SET PROBLEM >>
Lines containing the word "REER" need to be counted. Please reply with how many there are, and nothing else.

#### RECORD SET ####

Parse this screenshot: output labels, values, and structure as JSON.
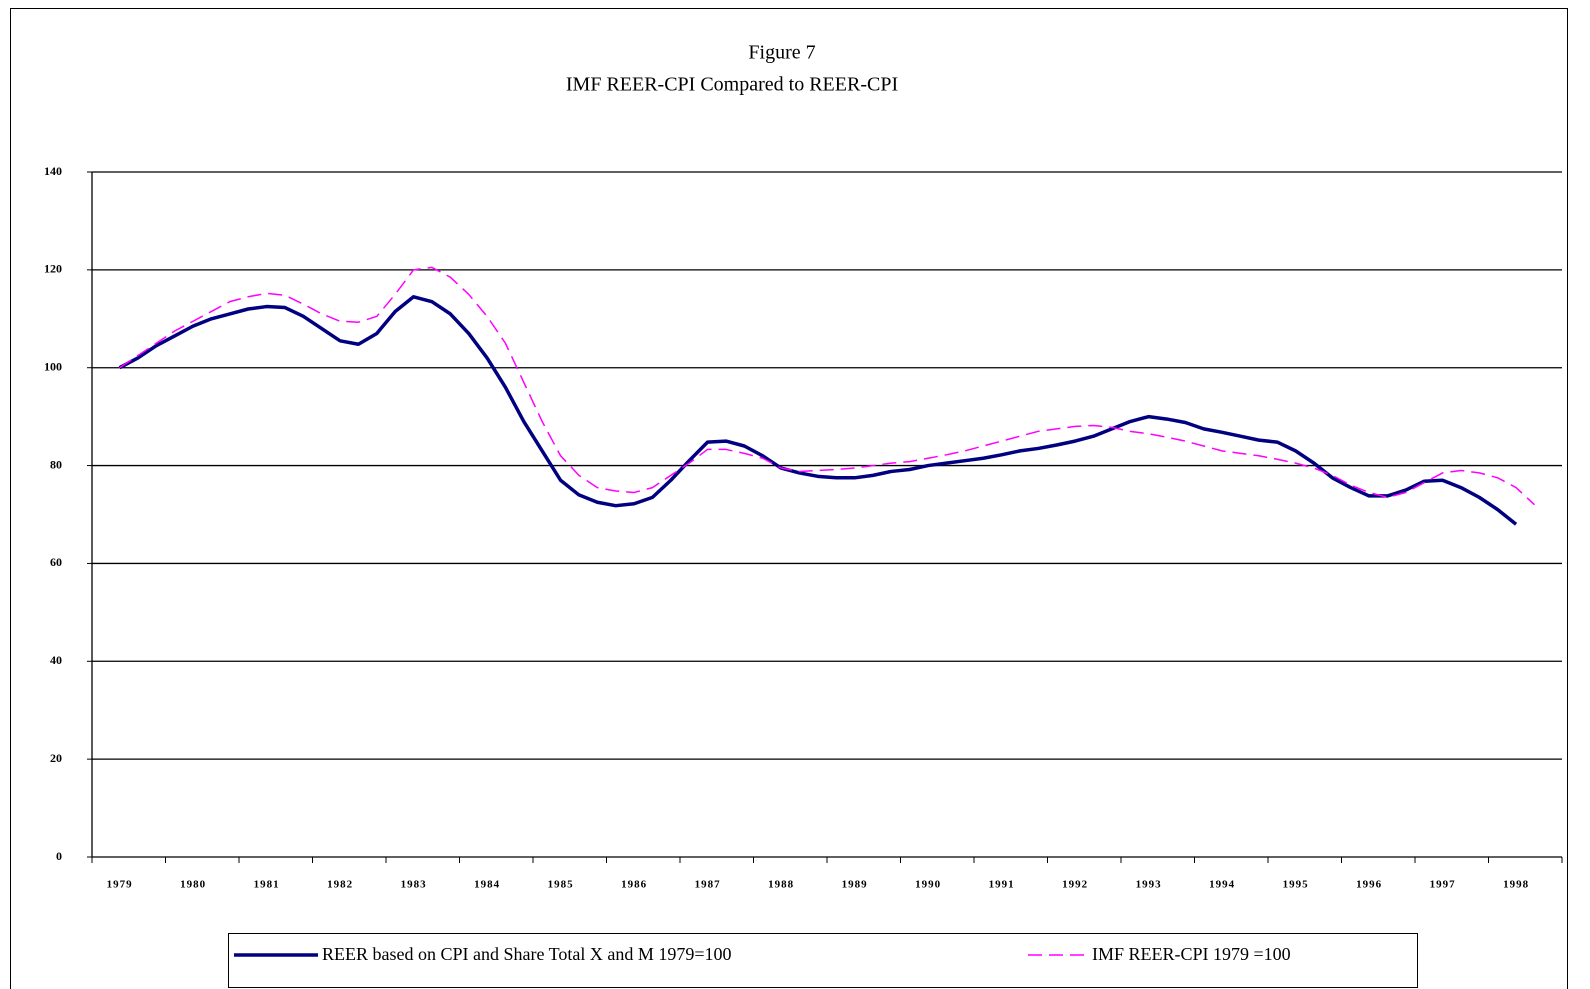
{
  "chart_data": {
    "type": "line",
    "title": "Figure 7",
    "subtitle": "IMF REER-CPI Compared to REER-CPI",
    "categories": [
      null,
      "1979",
      null,
      null,
      null,
      "1980",
      null,
      null,
      null,
      "1981",
      null,
      null,
      null,
      "1982",
      null,
      null,
      null,
      "1983",
      null,
      null,
      null,
      "1984",
      null,
      null,
      null,
      "1985",
      null,
      null,
      null,
      "1986",
      null,
      null,
      null,
      "1987",
      null,
      null,
      null,
      "1988",
      null,
      null,
      null,
      "1989",
      null,
      null,
      null,
      "1990",
      null,
      null,
      null,
      "1991",
      null,
      null,
      null,
      "1992",
      null,
      null,
      null,
      "1993",
      null,
      null,
      null,
      "1994",
      null,
      null,
      null,
      "1995",
      null,
      null,
      null,
      "1996",
      null,
      null,
      null,
      "1997",
      null,
      null,
      null,
      "1998",
      null,
      null
    ],
    "series": [
      {
        "name": "REER based on CPI and Share Total X and M 1979=100",
        "color": "#000080",
        "dash": false,
        "values": [
          null,
          100,
          102,
          104.5,
          106.5,
          108.5,
          110,
          111,
          112,
          112.5,
          112.3,
          110.5,
          108,
          105.5,
          104.8,
          107,
          111.5,
          114.5,
          113.5,
          111,
          107,
          102,
          96,
          89,
          83,
          77,
          74,
          72.5,
          71.8,
          72.2,
          73.5,
          77,
          81,
          84.8,
          85,
          84,
          82,
          79.5,
          78.5,
          77.8,
          77.5,
          77.5,
          78,
          78.8,
          79.2,
          80,
          80.5,
          81,
          81.5,
          82.2,
          83,
          83.5,
          84.2,
          85,
          86,
          87.5,
          89,
          90,
          89.5,
          88.8,
          87.5,
          86.8,
          86,
          85.2,
          84.8,
          83,
          80.5,
          77.5,
          75.5,
          73.8,
          73.8,
          75,
          76.8,
          77,
          75.5,
          73.5,
          71,
          68,
          null,
          null
        ]
      },
      {
        "name": "IMF REER-CPI 1979 =100",
        "color": "#ff00ff",
        "dash": true,
        "values": [
          null,
          100,
          102.5,
          105,
          107.5,
          109.5,
          111.5,
          113.5,
          114.5,
          115.2,
          114.8,
          113,
          111,
          109.5,
          109.3,
          110.5,
          115,
          120,
          120.5,
          118.5,
          115,
          110.5,
          105,
          97,
          89,
          82,
          78,
          75.5,
          74.8,
          74.5,
          75.5,
          78,
          80.5,
          83.3,
          83.3,
          82.5,
          81.5,
          79.5,
          78.8,
          79,
          79.2,
          79.5,
          80,
          80.5,
          80.8,
          81.5,
          82.2,
          83,
          84,
          85,
          86,
          87,
          87.5,
          88,
          88.2,
          87.8,
          87,
          86.5,
          85.8,
          85,
          84,
          83,
          82.5,
          82,
          81.3,
          80.5,
          79.5,
          78,
          76,
          74.5,
          73.5,
          74.5,
          76.5,
          78.5,
          79,
          78.5,
          77.5,
          75.5,
          72,
          null
        ]
      }
    ],
    "ylim": [
      0,
      140
    ],
    "yticks": [
      0,
      20,
      40,
      60,
      80,
      100,
      120,
      140
    ],
    "grid": true,
    "legend": "bottom"
  }
}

####

WRITTEN RESPONSE >>
3